## Given exercise
Give a verbatim copy of the lines below, minus the pictures.

## Records for the task
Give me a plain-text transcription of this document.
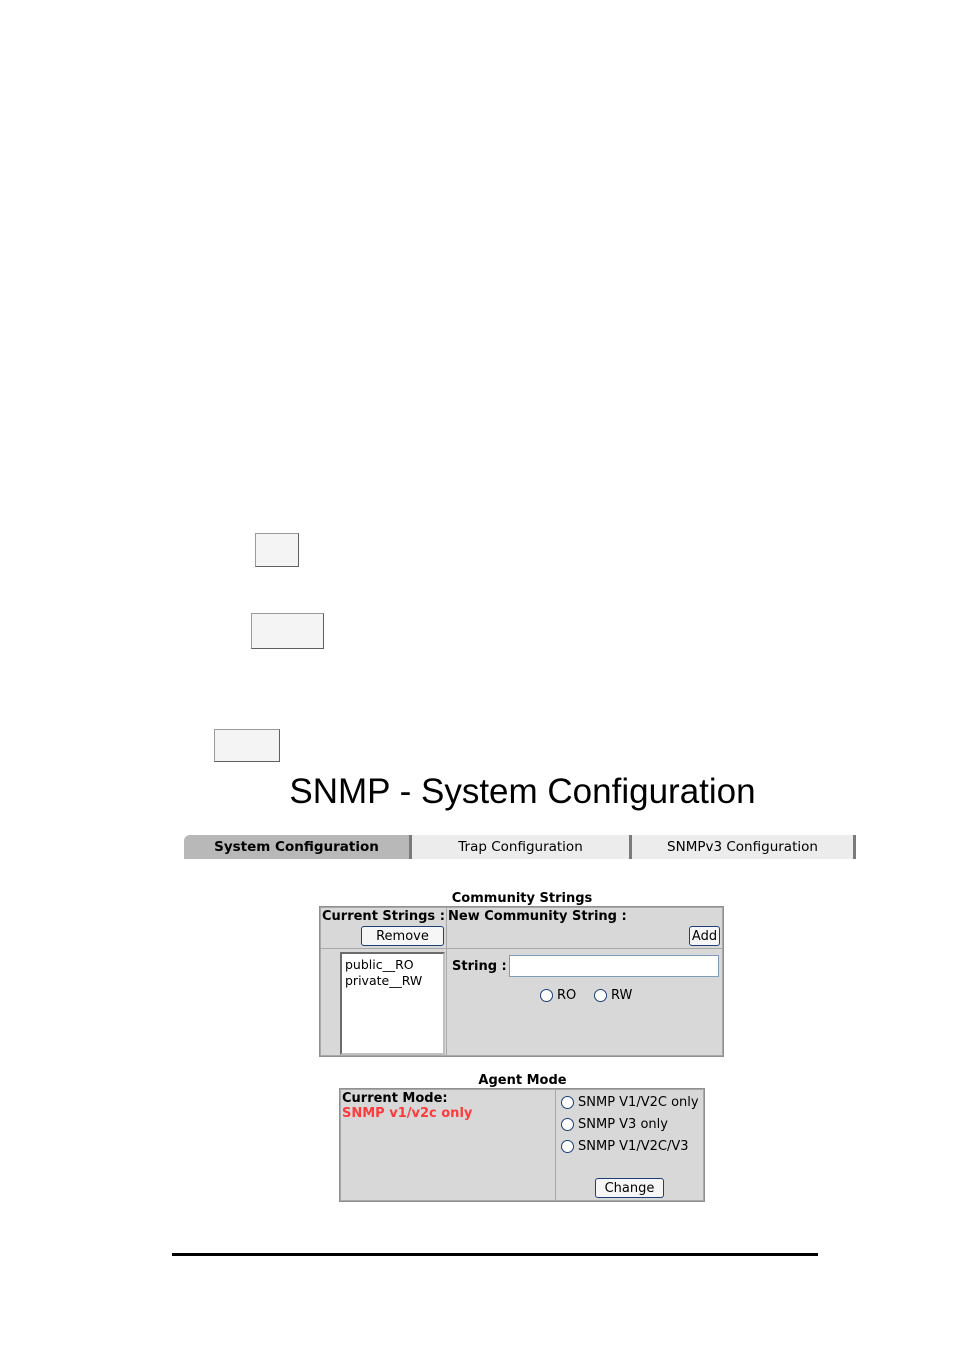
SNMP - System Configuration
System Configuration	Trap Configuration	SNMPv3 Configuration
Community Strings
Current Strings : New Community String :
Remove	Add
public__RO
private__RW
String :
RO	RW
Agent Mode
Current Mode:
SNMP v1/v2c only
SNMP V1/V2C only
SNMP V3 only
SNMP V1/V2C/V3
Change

## Output for this task
Give me a plain-text transcription of this document.
SNMP - System Configuration
System Configuration	Trap Configuration	SNMPv3 Configuration
Community Strings
Current Strings : New Community String :
Remove	Add
public__RO
private__RW
String :
RO	RW
Agent Mode
Current Mode:
SNMP v1/v2c only
SNMP V1/V2C only
SNMP V3 only
SNMP V1/V2C/V3
Change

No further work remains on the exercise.